Extracted records:
--------------------------------
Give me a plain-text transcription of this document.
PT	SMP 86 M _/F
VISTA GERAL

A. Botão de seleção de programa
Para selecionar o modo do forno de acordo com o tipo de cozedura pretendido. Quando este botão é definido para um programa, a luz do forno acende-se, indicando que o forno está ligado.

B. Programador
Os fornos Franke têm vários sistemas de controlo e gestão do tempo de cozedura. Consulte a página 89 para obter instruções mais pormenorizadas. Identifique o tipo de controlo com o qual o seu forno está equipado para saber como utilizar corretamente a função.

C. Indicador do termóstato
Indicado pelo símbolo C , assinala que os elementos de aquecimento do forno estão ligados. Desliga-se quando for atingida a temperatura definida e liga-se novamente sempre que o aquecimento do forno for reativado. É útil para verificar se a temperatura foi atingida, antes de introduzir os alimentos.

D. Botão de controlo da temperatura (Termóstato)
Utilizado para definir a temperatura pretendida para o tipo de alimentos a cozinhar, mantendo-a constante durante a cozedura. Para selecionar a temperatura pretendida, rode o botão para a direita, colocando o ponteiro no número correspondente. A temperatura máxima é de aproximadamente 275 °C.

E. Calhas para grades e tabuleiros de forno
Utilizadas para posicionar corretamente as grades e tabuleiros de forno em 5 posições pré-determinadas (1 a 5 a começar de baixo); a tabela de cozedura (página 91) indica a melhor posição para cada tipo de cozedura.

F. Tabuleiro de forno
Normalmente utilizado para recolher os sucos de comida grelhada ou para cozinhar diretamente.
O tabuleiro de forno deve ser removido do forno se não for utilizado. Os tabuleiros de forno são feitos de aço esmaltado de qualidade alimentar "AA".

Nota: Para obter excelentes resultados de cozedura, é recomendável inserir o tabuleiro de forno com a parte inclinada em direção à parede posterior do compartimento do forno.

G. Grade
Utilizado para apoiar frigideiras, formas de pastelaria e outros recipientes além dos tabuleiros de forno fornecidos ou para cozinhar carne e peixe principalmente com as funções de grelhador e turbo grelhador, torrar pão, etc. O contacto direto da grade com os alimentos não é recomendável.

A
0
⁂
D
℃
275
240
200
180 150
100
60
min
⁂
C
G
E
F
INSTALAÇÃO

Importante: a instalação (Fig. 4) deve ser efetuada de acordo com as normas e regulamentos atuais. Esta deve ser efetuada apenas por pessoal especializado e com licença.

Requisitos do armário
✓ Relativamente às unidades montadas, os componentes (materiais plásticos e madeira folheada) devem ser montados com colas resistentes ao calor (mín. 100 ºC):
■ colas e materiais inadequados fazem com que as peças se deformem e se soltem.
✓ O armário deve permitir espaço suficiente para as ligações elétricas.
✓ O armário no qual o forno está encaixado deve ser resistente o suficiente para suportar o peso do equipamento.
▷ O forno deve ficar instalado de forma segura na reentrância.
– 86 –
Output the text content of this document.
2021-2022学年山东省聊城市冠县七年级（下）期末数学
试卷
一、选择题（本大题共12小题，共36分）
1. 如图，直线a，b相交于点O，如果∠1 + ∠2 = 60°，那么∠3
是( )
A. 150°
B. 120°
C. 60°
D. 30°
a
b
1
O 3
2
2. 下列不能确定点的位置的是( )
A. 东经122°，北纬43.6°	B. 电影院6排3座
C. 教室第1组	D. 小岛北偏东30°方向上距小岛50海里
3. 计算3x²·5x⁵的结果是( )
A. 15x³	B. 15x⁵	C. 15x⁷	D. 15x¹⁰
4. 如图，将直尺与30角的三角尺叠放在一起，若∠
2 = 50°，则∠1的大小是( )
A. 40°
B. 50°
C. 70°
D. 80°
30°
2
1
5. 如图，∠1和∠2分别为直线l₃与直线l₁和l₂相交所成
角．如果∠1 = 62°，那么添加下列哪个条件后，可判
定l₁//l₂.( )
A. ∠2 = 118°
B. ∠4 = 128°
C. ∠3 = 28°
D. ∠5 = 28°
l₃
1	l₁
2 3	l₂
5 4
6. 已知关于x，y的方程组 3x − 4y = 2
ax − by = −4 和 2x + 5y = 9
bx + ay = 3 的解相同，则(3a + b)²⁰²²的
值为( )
--------------------------------
WORK TO COMPLETE: From the records above, extract every line exactly as it stands.

EXERCISE RESPONSE:
Give me a plain-text transcription of this document.
PT	SMP 86 M _/F
VISTA GERAL

A. Botão de seleção de programa
Para selecionar o modo do forno de acordo com o tipo de cozedura pretendido. Quando este botão é definido para um programa, a luz do forno acende-se, indicando que o forno está ligado.

B. Programador
Os fornos Franke têm vários sistemas de controlo e gestão do tempo de cozedura. Consulte a página 89 para obter instruções mais pormenorizadas. Identifique o tipo de controlo com o qual o seu forno está equipado para saber como utilizar corretamente a função.

C. Indicador do termóstato
Indicado pelo símbolo C , assinala que os elementos de aquecimento do forno estão ligados. Desliga-se quando for atingida a temperatura definida e liga-se novamente sempre que o aquecimento do forno for reativado. É útil para verificar se a temperatura foi atingida, antes de introduzir os alimentos.

D. Botão de controlo da temperatura (Termóstato)
Utilizado para definir a temperatura pretendida para o tipo de alimentos a cozinhar, mantendo-a constante durante a cozedura. Para selecionar a temperatura pretendida, rode o botão para a direita, colocando o ponteiro no número correspondente. A temperatura máxima é de aproximadamente 275 °C.

E. Calhas para grades e tabuleiros de forno
Utilizadas para posicionar corretamente as grades e tabuleiros de forno em 5 posições pré-determinadas (1 a 5 a começar de baixo); a tabela de cozedura (página 91) indica a melhor posição para cada tipo de cozedura.

F. Tabuleiro de forno
Normalmente utilizado para recolher os sucos de comida grelhada ou para cozinhar diretamente.
O tabuleiro de forno deve ser removido do forno se não for utilizado. Os tabuleiros de forno são feitos de aço esmaltado de qualidade alimentar "AA".

Nota: Para obter excelentes resultados de cozedura, é recomendável inserir o tabuleiro de forno com a parte inclinada em direção à parede posterior do compartimento do forno.

G. Grade
Utilizado para apoiar frigideiras, formas de pastelaria e outros recipientes além dos tabuleiros de forno fornecidos ou para cozinhar carne e peixe principalmente com as funções de grelhador e turbo grelhador, torrar pão, etc. O contacto direto da grade com os alimentos não é recomendável.

A
0
⁂
D
℃
275
240
200
180 150
100
60
min
⁂
C
G
E
F
INSTALAÇÃO

Importante: a instalação (Fig. 4) deve ser efetuada de acordo com as normas e regulamentos atuais. Esta deve ser efetuada apenas por pessoal especializado e com licença.

Requisitos do armário
✓ Relativamente às unidades montadas, os componentes (materiais plásticos e madeira folheada) devem ser montados com colas resistentes ao calor (mín. 100 ºC):
■ colas e materiais inadequados fazem com que as peças se deformem e se soltem.
✓ O armário deve permitir espaço suficiente para as ligações elétricas.
✓ O armário no qual o forno está encaixado deve ser resistente o suficiente para suportar o peso do equipamento.
▷ O forno deve ficar instalado de forma segura na reentrância.
– 86 –
Output the text content of this document.
2021-2022学年山东省聊城市冠县七年级（下）期末数学
试卷
一、选择题（本大题共12小题，共36分）
1. 如图，直线a，b相交于点O，如果∠1 + ∠2 = 60°，那么∠3
是( )
A. 150°
B. 120°
C. 60°
D. 30°
a
b
1
O 3
2
2. 下列不能确定点的位置的是( )
A. 东经122°，北纬43.6°	B. 电影院6排3座
C. 教室第1组	D. 小岛北偏东30°方向上距小岛50海里
3. 计算3x²·5x⁵的结果是( )
A. 15x³	B. 15x⁵	C. 15x⁷	D. 15x¹⁰
4. 如图，将直尺与30角的三角尺叠放在一起，若∠
2 = 50°，则∠1的大小是( )
A. 40°
B. 50°
C. 70°
D. 80°
30°
2
1
5. 如图，∠1和∠2分别为直线l₃与直线l₁和l₂相交所成
角．如果∠1 = 62°，那么添加下列哪个条件后，可判
定l₁//l₂.( )
A. ∠2 = 118°
B. ∠4 = 128°
C. ∠3 = 28°
D. ∠5 = 28°
l₃
1	l₁
2 3	l₂
5 4
6. 已知关于x，y的方程组 3x − 4y = 2
ax − by = −4 和 2x + 5y = 9
bx + ay = 3 的解相同，则(3a + b)²⁰²²的
值为( )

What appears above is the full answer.